Source data:
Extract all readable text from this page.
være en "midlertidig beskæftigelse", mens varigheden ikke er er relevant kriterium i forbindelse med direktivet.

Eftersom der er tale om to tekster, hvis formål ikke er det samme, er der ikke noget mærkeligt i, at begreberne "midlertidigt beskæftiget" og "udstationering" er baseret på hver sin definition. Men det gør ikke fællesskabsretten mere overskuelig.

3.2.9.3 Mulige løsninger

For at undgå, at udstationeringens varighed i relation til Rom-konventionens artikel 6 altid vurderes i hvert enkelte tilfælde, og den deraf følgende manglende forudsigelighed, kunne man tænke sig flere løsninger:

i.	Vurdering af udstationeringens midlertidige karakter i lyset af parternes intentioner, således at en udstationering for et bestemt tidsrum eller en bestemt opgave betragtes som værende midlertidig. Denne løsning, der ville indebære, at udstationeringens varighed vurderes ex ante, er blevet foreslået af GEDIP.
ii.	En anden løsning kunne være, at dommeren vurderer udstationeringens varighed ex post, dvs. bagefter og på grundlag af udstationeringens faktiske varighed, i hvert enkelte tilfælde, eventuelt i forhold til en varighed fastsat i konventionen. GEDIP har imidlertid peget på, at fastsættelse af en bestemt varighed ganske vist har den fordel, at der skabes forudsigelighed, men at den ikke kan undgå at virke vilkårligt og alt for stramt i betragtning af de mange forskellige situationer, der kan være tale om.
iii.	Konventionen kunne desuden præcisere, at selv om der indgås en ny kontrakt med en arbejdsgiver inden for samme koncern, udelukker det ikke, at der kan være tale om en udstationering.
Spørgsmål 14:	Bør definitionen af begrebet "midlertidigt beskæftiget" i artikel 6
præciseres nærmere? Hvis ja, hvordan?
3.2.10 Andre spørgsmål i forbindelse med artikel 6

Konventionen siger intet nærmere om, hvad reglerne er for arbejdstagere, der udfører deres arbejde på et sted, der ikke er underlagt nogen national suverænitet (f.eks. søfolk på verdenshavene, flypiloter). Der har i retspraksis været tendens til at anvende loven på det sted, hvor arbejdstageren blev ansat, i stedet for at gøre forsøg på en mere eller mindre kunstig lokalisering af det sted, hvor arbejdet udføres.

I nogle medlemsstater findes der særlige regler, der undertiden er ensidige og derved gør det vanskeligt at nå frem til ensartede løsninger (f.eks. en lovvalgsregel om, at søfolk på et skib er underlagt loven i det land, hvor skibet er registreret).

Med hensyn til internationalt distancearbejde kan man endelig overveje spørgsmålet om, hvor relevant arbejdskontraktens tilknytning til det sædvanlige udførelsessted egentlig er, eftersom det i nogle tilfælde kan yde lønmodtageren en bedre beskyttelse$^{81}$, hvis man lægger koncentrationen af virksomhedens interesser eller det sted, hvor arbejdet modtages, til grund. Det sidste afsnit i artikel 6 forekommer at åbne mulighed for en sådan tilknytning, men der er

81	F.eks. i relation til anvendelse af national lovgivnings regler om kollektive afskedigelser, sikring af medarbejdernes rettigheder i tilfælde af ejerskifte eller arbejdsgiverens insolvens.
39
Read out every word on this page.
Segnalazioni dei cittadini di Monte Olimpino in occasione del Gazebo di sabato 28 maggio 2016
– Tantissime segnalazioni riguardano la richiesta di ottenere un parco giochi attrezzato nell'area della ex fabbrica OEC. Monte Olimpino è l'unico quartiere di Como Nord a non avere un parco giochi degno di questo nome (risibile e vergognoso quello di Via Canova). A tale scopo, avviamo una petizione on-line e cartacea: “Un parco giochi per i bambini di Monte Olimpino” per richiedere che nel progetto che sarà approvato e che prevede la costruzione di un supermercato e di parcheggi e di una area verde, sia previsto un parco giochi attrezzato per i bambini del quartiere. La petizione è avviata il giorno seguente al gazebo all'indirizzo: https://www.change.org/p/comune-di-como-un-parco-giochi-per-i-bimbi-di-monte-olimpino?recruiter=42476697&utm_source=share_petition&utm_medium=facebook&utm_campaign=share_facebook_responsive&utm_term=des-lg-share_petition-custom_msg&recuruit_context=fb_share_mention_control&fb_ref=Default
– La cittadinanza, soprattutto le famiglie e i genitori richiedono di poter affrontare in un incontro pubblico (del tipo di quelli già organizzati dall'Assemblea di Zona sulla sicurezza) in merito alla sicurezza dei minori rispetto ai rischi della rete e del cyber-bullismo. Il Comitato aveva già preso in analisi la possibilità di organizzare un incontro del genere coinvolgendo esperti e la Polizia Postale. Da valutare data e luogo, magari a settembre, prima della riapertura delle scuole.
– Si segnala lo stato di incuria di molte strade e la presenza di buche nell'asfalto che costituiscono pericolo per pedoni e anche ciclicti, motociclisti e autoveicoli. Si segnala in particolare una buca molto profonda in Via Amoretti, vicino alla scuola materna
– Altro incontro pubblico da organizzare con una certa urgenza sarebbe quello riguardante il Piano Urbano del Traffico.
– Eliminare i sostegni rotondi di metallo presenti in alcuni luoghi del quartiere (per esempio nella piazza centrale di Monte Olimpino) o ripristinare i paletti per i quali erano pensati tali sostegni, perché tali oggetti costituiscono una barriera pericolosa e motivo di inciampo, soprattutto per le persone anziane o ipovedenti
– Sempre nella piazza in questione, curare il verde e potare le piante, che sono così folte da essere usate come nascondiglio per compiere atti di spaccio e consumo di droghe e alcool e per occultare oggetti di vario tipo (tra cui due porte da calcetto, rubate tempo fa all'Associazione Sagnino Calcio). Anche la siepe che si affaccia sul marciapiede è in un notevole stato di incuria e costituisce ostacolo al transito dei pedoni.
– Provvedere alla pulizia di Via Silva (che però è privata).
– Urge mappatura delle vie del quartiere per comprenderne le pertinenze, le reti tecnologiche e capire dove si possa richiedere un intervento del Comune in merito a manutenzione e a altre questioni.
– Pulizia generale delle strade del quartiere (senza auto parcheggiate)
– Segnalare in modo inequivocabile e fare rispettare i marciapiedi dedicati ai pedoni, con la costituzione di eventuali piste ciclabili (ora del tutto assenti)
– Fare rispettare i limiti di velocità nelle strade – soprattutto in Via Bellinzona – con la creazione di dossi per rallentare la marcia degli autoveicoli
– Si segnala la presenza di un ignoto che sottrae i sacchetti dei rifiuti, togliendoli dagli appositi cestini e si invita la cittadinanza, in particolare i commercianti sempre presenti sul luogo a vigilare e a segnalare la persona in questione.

• PROBLEM DESCRIPTION: Nothing in the data may differ; print all of it exactly as written.

• OUTPUT OF THE EXERCISE:
Extract all readable text from this page.
være en "midlertidig beskæftigelse", mens varigheden ikke er er relevant kriterium i forbindelse med direktivet.

Eftersom der er tale om to tekster, hvis formål ikke er det samme, er der ikke noget mærkeligt i, at begreberne "midlertidigt beskæftiget" og "udstationering" er baseret på hver sin definition. Men det gør ikke fællesskabsretten mere overskuelig.

3.2.9.3 Mulige løsninger

For at undgå, at udstationeringens varighed i relation til Rom-konventionens artikel 6 altid vurderes i hvert enkelte tilfælde, og den deraf følgende manglende forudsigelighed, kunne man tænke sig flere løsninger:

i.	Vurdering af udstationeringens midlertidige karakter i lyset af parternes intentioner, således at en udstationering for et bestemt tidsrum eller en bestemt opgave betragtes som værende midlertidig. Denne løsning, der ville indebære, at udstationeringens varighed vurderes ex ante, er blevet foreslået af GEDIP.
ii.	En anden løsning kunne være, at dommeren vurderer udstationeringens varighed ex post, dvs. bagefter og på grundlag af udstationeringens faktiske varighed, i hvert enkelte tilfælde, eventuelt i forhold til en varighed fastsat i konventionen. GEDIP har imidlertid peget på, at fastsættelse af en bestemt varighed ganske vist har den fordel, at der skabes forudsigelighed, men at den ikke kan undgå at virke vilkårligt og alt for stramt i betragtning af de mange forskellige situationer, der kan være tale om.
iii.	Konventionen kunne desuden præcisere, at selv om der indgås en ny kontrakt med en arbejdsgiver inden for samme koncern, udelukker det ikke, at der kan være tale om en udstationering.
Spørgsmål 14:	Bør definitionen af begrebet "midlertidigt beskæftiget" i artikel 6
præciseres nærmere? Hvis ja, hvordan?
3.2.10 Andre spørgsmål i forbindelse med artikel 6

Konventionen siger intet nærmere om, hvad reglerne er for arbejdstagere, der udfører deres arbejde på et sted, der ikke er underlagt nogen national suverænitet (f.eks. søfolk på verdenshavene, flypiloter). Der har i retspraksis været tendens til at anvende loven på det sted, hvor arbejdstageren blev ansat, i stedet for at gøre forsøg på en mere eller mindre kunstig lokalisering af det sted, hvor arbejdet udføres.

I nogle medlemsstater findes der særlige regler, der undertiden er ensidige og derved gør det vanskeligt at nå frem til ensartede løsninger (f.eks. en lovvalgsregel om, at søfolk på et skib er underlagt loven i det land, hvor skibet er registreret).

Med hensyn til internationalt distancearbejde kan man endelig overveje spørgsmålet om, hvor relevant arbejdskontraktens tilknytning til det sædvanlige udførelsessted egentlig er, eftersom det i nogle tilfælde kan yde lønmodtageren en bedre beskyttelse$^{81}$, hvis man lægger koncentrationen af virksomhedens interesser eller det sted, hvor arbejdet modtages, til grund. Det sidste afsnit i artikel 6 forekommer at åbne mulighed for en sådan tilknytning, men der er

81	F.eks. i relation til anvendelse af national lovgivnings regler om kollektive afskedigelser, sikring af medarbejdernes rettigheder i tilfælde af ejerskifte eller arbejdsgiverens insolvens.
39
Read out every word on this page.
Segnalazioni dei cittadini di Monte Olimpino in occasione del Gazebo di sabato 28 maggio 2016
– Tantissime segnalazioni riguardano la richiesta di ottenere un parco giochi attrezzato nell'area della ex fabbrica OEC. Monte Olimpino è l'unico quartiere di Como Nord a non avere un parco giochi degno di questo nome (risibile e vergognoso quello di Via Canova). A tale scopo, avviamo una petizione on-line e cartacea: “Un parco giochi per i bambini di Monte Olimpino” per richiedere che nel progetto che sarà approvato e che prevede la costruzione di un supermercato e di parcheggi e di una area verde, sia previsto un parco giochi attrezzato per i bambini del quartiere. La petizione è avviata il giorno seguente al gazebo all'indirizzo: https://www.change.org/p/comune-di-como-un-parco-giochi-per-i-bimbi-di-monte-olimpino?recruiter=42476697&utm_source=share_petition&utm_medium=facebook&utm_campaign=share_facebook_responsive&utm_term=des-lg-share_petition-custom_msg&recuruit_context=fb_share_mention_control&fb_ref=Default
– La cittadinanza, soprattutto le famiglie e i genitori richiedono di poter affrontare in un incontro pubblico (del tipo di quelli già organizzati dall'Assemblea di Zona sulla sicurezza) in merito alla sicurezza dei minori rispetto ai rischi della rete e del cyber-bullismo. Il Comitato aveva già preso in analisi la possibilità di organizzare un incontro del genere coinvolgendo esperti e la Polizia Postale. Da valutare data e luogo, magari a settembre, prima della riapertura delle scuole.
– Si segnala lo stato di incuria di molte strade e la presenza di buche nell'asfalto che costituiscono pericolo per pedoni e anche ciclicti, motociclisti e autoveicoli. Si segnala in particolare una buca molto profonda in Via Amoretti, vicino alla scuola materna
– Altro incontro pubblico da organizzare con una certa urgenza sarebbe quello riguardante il Piano Urbano del Traffico.
– Eliminare i sostegni rotondi di metallo presenti in alcuni luoghi del quartiere (per esempio nella piazza centrale di Monte Olimpino) o ripristinare i paletti per i quali erano pensati tali sostegni, perché tali oggetti costituiscono una barriera pericolosa e motivo di inciampo, soprattutto per le persone anziane o ipovedenti
– Sempre nella piazza in questione, curare il verde e potare le piante, che sono così folte da essere usate come nascondiglio per compiere atti di spaccio e consumo di droghe e alcool e per occultare oggetti di vario tipo (tra cui due porte da calcetto, rubate tempo fa all'Associazione Sagnino Calcio). Anche la siepe che si affaccia sul marciapiede è in un notevole stato di incuria e costituisce ostacolo al transito dei pedoni.
– Provvedere alla pulizia di Via Silva (che però è privata).
– Urge mappatura delle vie del quartiere per comprenderne le pertinenze, le reti tecnologiche e capire dove si possa richiedere un intervento del Comune in merito a manutenzione e a altre questioni.
– Pulizia generale delle strade del quartiere (senza auto parcheggiate)
– Segnalare in modo inequivocabile e fare rispettare i marciapiedi dedicati ai pedoni, con la costituzione di eventuali piste ciclabili (ora del tutto assenti)
– Fare rispettare i limiti di velocità nelle strade – soprattutto in Via Bellinzona – con la creazione di dossi per rallentare la marcia degli autoveicoli
– Si segnala la presenza di un ignoto che sottrae i sacchetti dei rifiuti, togliendoli dagli appositi cestini e si invita la cittadinanza, in particolare i commercianti sempre presenti sul luogo a vigilare e a segnalare la persona in questione.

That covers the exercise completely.